Reproduce the line that contains "Output the text content of this document." and every line after it through the end of the records, exactly, with nothing added.

## BEGIN

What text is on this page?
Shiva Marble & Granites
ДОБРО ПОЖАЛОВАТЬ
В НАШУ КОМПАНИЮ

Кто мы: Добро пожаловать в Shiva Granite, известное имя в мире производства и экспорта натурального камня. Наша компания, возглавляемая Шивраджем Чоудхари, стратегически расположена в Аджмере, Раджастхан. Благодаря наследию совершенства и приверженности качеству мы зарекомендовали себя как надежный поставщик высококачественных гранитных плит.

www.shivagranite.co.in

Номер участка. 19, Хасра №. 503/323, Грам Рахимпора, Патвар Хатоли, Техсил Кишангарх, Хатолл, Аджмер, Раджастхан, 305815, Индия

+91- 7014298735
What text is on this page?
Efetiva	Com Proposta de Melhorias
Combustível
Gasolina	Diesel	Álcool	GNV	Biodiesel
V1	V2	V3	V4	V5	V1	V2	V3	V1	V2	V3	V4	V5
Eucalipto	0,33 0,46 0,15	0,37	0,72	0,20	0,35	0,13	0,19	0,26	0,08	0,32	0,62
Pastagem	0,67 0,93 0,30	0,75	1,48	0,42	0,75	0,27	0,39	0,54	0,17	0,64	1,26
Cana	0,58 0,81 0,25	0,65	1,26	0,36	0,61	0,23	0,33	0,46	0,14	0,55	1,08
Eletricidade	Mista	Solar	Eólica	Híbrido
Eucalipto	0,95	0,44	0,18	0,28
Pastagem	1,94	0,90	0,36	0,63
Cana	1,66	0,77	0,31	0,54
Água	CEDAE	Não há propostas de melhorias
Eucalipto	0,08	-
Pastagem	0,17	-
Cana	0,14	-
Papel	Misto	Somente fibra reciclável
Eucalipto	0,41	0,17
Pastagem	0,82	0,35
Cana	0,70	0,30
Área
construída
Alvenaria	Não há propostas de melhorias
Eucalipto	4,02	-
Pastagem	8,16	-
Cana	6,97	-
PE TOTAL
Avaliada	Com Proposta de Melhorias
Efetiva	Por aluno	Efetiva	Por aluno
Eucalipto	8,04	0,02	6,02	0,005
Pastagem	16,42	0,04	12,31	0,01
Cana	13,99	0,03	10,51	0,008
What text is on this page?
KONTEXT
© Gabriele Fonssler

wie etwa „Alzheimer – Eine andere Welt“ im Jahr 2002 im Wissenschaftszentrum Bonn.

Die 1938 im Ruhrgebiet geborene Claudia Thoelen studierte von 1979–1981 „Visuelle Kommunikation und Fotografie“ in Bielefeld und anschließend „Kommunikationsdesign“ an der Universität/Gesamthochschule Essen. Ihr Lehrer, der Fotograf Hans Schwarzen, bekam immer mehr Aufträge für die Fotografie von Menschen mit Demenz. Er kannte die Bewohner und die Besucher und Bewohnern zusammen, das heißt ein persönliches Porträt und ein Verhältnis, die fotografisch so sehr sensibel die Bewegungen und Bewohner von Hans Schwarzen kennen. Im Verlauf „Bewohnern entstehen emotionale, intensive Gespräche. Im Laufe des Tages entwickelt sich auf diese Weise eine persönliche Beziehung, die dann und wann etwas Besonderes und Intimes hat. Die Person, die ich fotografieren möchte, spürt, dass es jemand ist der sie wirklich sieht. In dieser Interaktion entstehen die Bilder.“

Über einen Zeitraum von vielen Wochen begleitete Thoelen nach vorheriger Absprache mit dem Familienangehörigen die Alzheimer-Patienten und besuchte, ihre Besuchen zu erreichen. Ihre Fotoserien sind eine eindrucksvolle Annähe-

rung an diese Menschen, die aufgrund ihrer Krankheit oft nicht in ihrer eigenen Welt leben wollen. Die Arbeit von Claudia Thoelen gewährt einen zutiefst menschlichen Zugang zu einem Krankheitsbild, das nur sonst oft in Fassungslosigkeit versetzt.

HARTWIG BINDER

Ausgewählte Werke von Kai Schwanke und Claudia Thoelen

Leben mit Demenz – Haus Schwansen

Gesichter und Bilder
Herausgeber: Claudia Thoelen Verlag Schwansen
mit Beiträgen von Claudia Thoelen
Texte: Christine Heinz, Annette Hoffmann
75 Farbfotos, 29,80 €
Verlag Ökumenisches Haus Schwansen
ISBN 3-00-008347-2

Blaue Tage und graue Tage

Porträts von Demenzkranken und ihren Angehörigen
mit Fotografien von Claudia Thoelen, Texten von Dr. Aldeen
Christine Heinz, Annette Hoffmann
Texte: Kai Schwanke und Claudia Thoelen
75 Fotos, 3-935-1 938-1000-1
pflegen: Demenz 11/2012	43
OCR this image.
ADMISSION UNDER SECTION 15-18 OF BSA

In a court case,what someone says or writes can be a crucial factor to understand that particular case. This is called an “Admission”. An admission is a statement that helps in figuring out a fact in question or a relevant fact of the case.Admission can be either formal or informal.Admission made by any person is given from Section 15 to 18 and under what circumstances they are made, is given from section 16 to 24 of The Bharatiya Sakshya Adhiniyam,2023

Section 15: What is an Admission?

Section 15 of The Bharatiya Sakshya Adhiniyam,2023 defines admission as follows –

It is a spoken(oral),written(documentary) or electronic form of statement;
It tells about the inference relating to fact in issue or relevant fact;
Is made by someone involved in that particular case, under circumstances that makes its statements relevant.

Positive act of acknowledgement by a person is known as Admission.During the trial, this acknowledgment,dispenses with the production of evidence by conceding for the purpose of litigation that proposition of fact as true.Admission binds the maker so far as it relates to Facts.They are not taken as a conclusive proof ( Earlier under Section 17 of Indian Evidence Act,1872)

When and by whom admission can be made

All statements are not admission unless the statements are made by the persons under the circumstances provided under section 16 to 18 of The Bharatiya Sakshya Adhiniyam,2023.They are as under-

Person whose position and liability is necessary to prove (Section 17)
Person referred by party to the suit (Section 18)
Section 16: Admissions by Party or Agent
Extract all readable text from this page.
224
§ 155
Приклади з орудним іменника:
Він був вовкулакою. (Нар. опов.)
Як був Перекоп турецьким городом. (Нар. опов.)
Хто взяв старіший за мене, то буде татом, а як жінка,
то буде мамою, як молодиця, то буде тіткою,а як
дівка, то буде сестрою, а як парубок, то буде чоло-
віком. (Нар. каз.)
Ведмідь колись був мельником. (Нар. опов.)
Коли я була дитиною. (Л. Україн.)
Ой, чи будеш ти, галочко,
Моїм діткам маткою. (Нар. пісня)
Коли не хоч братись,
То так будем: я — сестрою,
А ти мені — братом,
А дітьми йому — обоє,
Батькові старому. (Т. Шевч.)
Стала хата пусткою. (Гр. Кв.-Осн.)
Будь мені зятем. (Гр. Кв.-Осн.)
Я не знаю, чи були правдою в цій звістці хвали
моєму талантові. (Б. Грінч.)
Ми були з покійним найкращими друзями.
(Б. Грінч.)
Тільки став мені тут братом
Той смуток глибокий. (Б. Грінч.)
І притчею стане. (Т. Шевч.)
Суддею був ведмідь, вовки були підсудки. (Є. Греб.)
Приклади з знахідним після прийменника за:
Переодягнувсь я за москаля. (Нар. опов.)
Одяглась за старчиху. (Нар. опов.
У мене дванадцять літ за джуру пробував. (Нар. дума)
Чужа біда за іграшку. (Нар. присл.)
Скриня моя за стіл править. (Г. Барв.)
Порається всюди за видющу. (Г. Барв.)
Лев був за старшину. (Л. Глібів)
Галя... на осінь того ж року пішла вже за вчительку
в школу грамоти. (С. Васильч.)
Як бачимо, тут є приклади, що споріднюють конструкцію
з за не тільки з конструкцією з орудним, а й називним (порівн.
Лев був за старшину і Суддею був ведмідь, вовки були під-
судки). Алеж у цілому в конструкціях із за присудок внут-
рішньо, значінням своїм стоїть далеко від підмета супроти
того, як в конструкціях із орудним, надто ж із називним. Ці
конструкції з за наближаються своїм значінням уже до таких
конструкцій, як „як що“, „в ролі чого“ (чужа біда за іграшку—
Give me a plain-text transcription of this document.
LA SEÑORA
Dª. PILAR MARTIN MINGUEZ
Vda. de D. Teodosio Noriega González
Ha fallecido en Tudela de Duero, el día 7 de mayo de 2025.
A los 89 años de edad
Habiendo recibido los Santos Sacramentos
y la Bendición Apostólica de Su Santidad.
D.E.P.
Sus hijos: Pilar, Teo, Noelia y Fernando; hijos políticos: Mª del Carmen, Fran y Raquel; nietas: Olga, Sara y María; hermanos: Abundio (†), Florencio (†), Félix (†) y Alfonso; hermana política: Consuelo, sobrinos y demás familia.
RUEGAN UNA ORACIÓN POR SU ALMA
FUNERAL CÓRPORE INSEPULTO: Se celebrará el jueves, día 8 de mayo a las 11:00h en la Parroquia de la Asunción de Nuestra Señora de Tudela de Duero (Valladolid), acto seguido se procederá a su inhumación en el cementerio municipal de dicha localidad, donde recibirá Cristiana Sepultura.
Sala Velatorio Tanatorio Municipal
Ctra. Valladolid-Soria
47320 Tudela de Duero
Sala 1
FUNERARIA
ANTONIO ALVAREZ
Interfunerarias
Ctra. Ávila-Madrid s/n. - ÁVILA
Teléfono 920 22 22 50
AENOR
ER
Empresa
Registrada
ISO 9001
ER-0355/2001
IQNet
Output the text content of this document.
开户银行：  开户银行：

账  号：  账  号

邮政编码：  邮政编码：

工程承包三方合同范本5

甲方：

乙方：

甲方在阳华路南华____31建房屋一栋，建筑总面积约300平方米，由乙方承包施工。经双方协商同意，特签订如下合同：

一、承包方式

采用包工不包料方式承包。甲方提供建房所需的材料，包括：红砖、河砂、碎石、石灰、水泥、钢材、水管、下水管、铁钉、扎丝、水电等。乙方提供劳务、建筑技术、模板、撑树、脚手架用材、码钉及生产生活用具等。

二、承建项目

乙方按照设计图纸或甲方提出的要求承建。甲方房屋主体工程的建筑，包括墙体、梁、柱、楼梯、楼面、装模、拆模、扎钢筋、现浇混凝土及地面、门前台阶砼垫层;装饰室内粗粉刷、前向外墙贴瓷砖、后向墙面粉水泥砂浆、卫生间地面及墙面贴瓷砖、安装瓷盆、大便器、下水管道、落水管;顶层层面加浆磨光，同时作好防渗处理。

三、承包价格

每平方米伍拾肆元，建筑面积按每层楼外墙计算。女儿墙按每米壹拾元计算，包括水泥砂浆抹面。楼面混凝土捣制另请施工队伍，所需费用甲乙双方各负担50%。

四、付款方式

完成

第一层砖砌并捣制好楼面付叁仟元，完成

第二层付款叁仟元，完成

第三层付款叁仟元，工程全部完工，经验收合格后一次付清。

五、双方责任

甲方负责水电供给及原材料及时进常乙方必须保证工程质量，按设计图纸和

## END

• _Answer to this task_
Output the text content of this document.
开户银行：  开户银行：

账  号：  账  号

邮政编码：  邮政编码：

工程承包三方合同范本5

甲方：

乙方：

甲方在阳华路南华____31建房屋一栋，建筑总面积约300平方米，由乙方承包施工。经双方协商同意，特签订如下合同：

一、承包方式

采用包工不包料方式承包。甲方提供建房所需的材料，包括：红砖、河砂、碎石、石灰、水泥、钢材、水管、下水管、铁钉、扎丝、水电等。乙方提供劳务、建筑技术、模板、撑树、脚手架用材、码钉及生产生活用具等。

二、承建项目

乙方按照设计图纸或甲方提出的要求承建。甲方房屋主体工程的建筑，包括墙体、梁、柱、楼梯、楼面、装模、拆模、扎钢筋、现浇混凝土及地面、门前台阶砼垫层;装饰室内粗粉刷、前向外墙贴瓷砖、后向墙面粉水泥砂浆、卫生间地面及墙面贴瓷砖、安装瓷盆、大便器、下水管道、落水管;顶层层面加浆磨光，同时作好防渗处理。

三、承包价格

每平方米伍拾肆元，建筑面积按每层楼外墙计算。女儿墙按每米壹拾元计算，包括水泥砂浆抹面。楼面混凝土捣制另请施工队伍，所需费用甲乙双方各负担50%。

四、付款方式

完成

第一层砖砌并捣制好楼面付叁仟元，完成

第二层付款叁仟元，完成

第三层付款叁仟元，工程全部完工，经验收合格后一次付清。

五、双方责任

甲方负责水电供给及原材料及时进常乙方必须保证工程质量，按设计图纸和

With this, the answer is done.